(Some records)
◇ ◇ ◇

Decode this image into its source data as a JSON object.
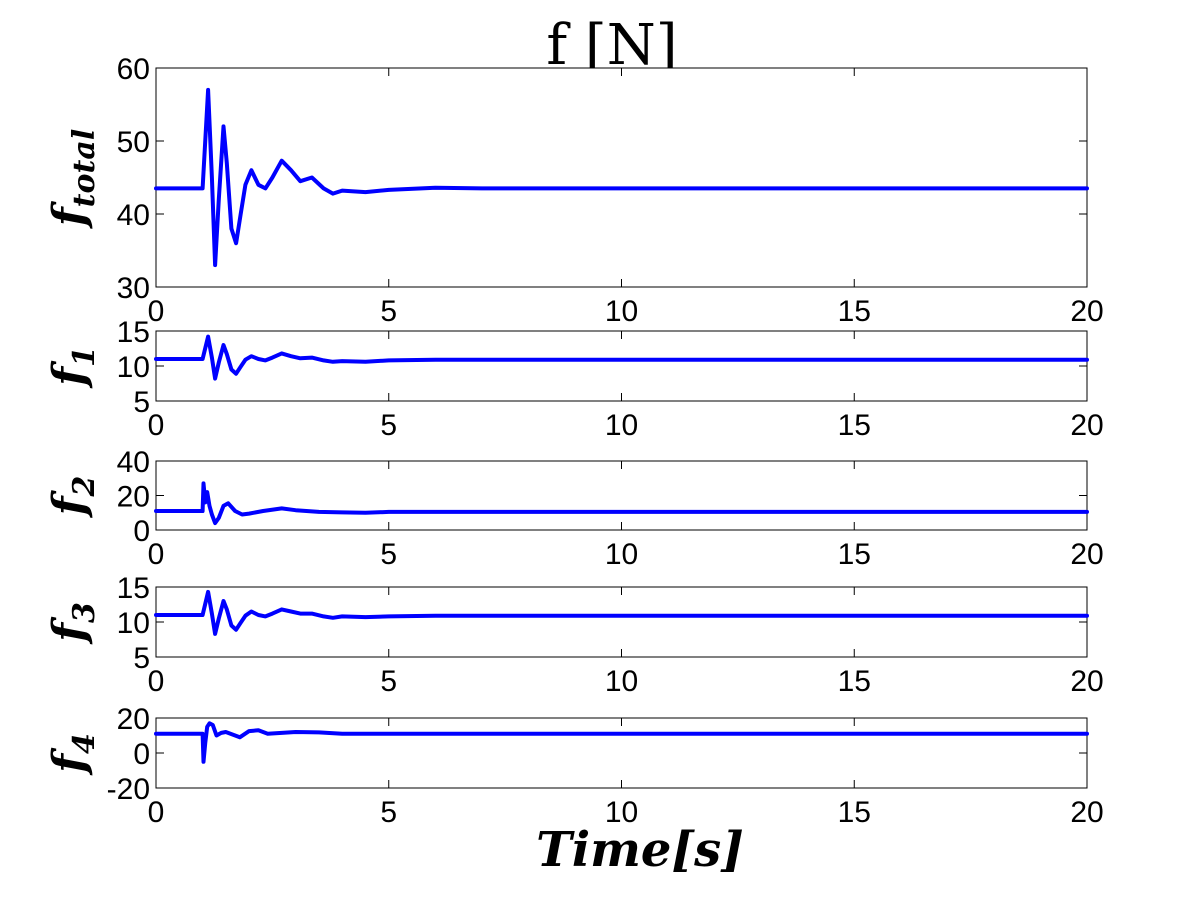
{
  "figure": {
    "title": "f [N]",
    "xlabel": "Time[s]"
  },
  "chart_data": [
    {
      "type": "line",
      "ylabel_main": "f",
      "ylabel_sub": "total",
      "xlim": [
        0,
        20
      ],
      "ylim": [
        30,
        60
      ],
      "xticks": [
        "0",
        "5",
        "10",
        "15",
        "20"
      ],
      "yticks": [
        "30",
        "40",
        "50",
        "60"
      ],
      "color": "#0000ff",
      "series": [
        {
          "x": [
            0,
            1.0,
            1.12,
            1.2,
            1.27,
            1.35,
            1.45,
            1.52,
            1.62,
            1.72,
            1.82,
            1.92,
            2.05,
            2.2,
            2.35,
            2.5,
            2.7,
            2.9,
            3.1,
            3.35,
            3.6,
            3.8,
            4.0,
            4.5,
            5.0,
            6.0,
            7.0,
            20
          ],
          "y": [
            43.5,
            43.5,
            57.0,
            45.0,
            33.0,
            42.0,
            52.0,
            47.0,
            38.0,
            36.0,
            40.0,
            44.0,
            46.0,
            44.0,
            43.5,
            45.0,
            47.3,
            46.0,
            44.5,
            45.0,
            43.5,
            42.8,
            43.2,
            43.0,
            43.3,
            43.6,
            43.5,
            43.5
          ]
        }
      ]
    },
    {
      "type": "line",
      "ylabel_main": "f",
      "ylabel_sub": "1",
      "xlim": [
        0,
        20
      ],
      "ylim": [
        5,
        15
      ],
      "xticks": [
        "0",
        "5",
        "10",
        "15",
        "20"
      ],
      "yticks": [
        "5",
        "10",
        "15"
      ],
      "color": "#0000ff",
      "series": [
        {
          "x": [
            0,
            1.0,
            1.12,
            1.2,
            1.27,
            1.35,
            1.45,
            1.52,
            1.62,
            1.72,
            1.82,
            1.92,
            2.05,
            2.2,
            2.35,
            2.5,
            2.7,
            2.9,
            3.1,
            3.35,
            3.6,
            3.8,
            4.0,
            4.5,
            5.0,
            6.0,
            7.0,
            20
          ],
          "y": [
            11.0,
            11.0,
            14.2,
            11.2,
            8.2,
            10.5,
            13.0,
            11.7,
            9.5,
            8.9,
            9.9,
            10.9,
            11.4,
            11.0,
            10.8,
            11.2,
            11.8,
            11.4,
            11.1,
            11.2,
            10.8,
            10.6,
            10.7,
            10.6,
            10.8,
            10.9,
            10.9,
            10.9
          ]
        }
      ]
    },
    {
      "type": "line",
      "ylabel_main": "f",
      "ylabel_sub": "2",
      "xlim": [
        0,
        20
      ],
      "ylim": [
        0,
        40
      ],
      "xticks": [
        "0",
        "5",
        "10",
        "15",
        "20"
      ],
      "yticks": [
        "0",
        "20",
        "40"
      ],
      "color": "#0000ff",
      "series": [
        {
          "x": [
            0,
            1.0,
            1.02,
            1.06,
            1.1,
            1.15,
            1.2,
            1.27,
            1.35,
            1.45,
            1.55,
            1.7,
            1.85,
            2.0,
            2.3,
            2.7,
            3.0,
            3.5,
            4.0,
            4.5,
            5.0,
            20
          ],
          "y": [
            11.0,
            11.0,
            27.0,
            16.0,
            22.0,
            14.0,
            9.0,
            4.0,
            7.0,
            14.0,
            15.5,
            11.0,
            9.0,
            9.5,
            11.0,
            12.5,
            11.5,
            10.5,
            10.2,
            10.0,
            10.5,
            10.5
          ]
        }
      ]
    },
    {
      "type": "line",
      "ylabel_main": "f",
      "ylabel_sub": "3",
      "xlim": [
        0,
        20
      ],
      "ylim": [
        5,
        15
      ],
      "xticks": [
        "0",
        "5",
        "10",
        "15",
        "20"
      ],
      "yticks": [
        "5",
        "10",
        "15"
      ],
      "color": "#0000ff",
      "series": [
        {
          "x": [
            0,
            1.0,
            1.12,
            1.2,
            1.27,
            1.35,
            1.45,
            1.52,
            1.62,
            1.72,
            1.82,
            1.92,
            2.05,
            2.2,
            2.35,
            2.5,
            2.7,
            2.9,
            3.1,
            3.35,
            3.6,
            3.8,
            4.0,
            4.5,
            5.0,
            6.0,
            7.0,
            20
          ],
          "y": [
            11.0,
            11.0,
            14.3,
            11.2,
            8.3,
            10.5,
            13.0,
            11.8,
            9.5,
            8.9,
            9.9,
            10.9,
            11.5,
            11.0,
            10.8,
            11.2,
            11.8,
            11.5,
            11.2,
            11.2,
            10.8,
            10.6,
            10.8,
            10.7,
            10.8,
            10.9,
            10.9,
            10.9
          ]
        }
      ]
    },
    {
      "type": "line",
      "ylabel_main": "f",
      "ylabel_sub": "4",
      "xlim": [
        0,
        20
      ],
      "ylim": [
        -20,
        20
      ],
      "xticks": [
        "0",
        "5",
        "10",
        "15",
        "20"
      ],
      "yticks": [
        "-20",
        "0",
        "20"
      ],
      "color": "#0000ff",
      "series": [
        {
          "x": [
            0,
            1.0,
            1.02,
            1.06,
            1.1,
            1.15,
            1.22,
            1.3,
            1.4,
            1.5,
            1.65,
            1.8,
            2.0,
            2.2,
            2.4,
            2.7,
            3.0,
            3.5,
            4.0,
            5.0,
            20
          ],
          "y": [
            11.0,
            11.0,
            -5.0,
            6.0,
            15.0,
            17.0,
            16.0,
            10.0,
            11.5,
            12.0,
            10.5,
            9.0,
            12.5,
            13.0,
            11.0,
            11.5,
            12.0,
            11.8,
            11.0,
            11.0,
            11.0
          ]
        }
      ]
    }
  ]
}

◇ ◇ ◇

Working from the lines above, reproduce the material exactly and exclude its pictures.

Decode this image into its source data as a JSON object.
{
  "figure": {
    "title": "f [N]",
    "xlabel": "Time[s]"
  },
  "chart_data": [
    {
      "type": "line",
      "ylabel_main": "f",
      "ylabel_sub": "total",
      "xlim": [
        0,
        20
      ],
      "ylim": [
        30,
        60
      ],
      "xticks": [
        "0",
        "5",
        "10",
        "15",
        "20"
      ],
      "yticks": [
        "30",
        "40",
        "50",
        "60"
      ],
      "color": "#0000ff",
      "series": [
        {
          "x": [
            0,
            1.0,
            1.12,
            1.2,
            1.27,
            1.35,
            1.45,
            1.52,
            1.62,
            1.72,
            1.82,
            1.92,
            2.05,
            2.2,
            2.35,
            2.5,
            2.7,
            2.9,
            3.1,
            3.35,
            3.6,
            3.8,
            4.0,
            4.5,
            5.0,
            6.0,
            7.0,
            20
          ],
          "y": [
            43.5,
            43.5,
            57.0,
            45.0,
            33.0,
            42.0,
            52.0,
            47.0,
            38.0,
            36.0,
            40.0,
            44.0,
            46.0,
            44.0,
            43.5,
            45.0,
            47.3,
            46.0,
            44.5,
            45.0,
            43.5,
            42.8,
            43.2,
            43.0,
            43.3,
            43.6,
            43.5,
            43.5
          ]
        }
      ]
    },
    {
      "type": "line",
      "ylabel_main": "f",
      "ylabel_sub": "1",
      "xlim": [
        0,
        20
      ],
      "ylim": [
        5,
        15
      ],
      "xticks": [
        "0",
        "5",
        "10",
        "15",
        "20"
      ],
      "yticks": [
        "5",
        "10",
        "15"
      ],
      "color": "#0000ff",
      "series": [
        {
          "x": [
            0,
            1.0,
            1.12,
            1.2,
            1.27,
            1.35,
            1.45,
            1.52,
            1.62,
            1.72,
            1.82,
            1.92,
            2.05,
            2.2,
            2.35,
            2.5,
            2.7,
            2.9,
            3.1,
            3.35,
            3.6,
            3.8,
            4.0,
            4.5,
            5.0,
            6.0,
            7.0,
            20
          ],
          "y": [
            11.0,
            11.0,
            14.2,
            11.2,
            8.2,
            10.5,
            13.0,
            11.7,
            9.5,
            8.9,
            9.9,
            10.9,
            11.4,
            11.0,
            10.8,
            11.2,
            11.8,
            11.4,
            11.1,
            11.2,
            10.8,
            10.6,
            10.7,
            10.6,
            10.8,
            10.9,
            10.9,
            10.9
          ]
        }
      ]
    },
    {
      "type": "line",
      "ylabel_main": "f",
      "ylabel_sub": "2",
      "xlim": [
        0,
        20
      ],
      "ylim": [
        0,
        40
      ],
      "xticks": [
        "0",
        "5",
        "10",
        "15",
        "20"
      ],
      "yticks": [
        "0",
        "20",
        "40"
      ],
      "color": "#0000ff",
      "series": [
        {
          "x": [
            0,
            1.0,
            1.02,
            1.06,
            1.1,
            1.15,
            1.2,
            1.27,
            1.35,
            1.45,
            1.55,
            1.7,
            1.85,
            2.0,
            2.3,
            2.7,
            3.0,
            3.5,
            4.0,
            4.5,
            5.0,
            20
          ],
          "y": [
            11.0,
            11.0,
            27.0,
            16.0,
            22.0,
            14.0,
            9.0,
            4.0,
            7.0,
            14.0,
            15.5,
            11.0,
            9.0,
            9.5,
            11.0,
            12.5,
            11.5,
            10.5,
            10.2,
            10.0,
            10.5,
            10.5
          ]
        }
      ]
    },
    {
      "type": "line",
      "ylabel_main": "f",
      "ylabel_sub": "3",
      "xlim": [
        0,
        20
      ],
      "ylim": [
        5,
        15
      ],
      "xticks": [
        "0",
        "5",
        "10",
        "15",
        "20"
      ],
      "yticks": [
        "5",
        "10",
        "15"
      ],
      "color": "#0000ff",
      "series": [
        {
          "x": [
            0,
            1.0,
            1.12,
            1.2,
            1.27,
            1.35,
            1.45,
            1.52,
            1.62,
            1.72,
            1.82,
            1.92,
            2.05,
            2.2,
            2.35,
            2.5,
            2.7,
            2.9,
            3.1,
            3.35,
            3.6,
            3.8,
            4.0,
            4.5,
            5.0,
            6.0,
            7.0,
            20
          ],
          "y": [
            11.0,
            11.0,
            14.3,
            11.2,
            8.3,
            10.5,
            13.0,
            11.8,
            9.5,
            8.9,
            9.9,
            10.9,
            11.5,
            11.0,
            10.8,
            11.2,
            11.8,
            11.5,
            11.2,
            11.2,
            10.8,
            10.6,
            10.8,
            10.7,
            10.8,
            10.9,
            10.9,
            10.9
          ]
        }
      ]
    },
    {
      "type": "line",
      "ylabel_main": "f",
      "ylabel_sub": "4",
      "xlim": [
        0,
        20
      ],
      "ylim": [
        -20,
        20
      ],
      "xticks": [
        "0",
        "5",
        "10",
        "15",
        "20"
      ],
      "yticks": [
        "-20",
        "0",
        "20"
      ],
      "color": "#0000ff",
      "series": [
        {
          "x": [
            0,
            1.0,
            1.02,
            1.06,
            1.1,
            1.15,
            1.22,
            1.3,
            1.4,
            1.5,
            1.65,
            1.8,
            2.0,
            2.2,
            2.4,
            2.7,
            3.0,
            3.5,
            4.0,
            5.0,
            20
          ],
          "y": [
            11.0,
            11.0,
            -5.0,
            6.0,
            15.0,
            17.0,
            16.0,
            10.0,
            11.5,
            12.0,
            10.5,
            9.0,
            12.5,
            13.0,
            11.0,
            11.5,
            12.0,
            11.8,
            11.0,
            11.0,
            11.0
          ]
        }
      ]
    }
  ]
}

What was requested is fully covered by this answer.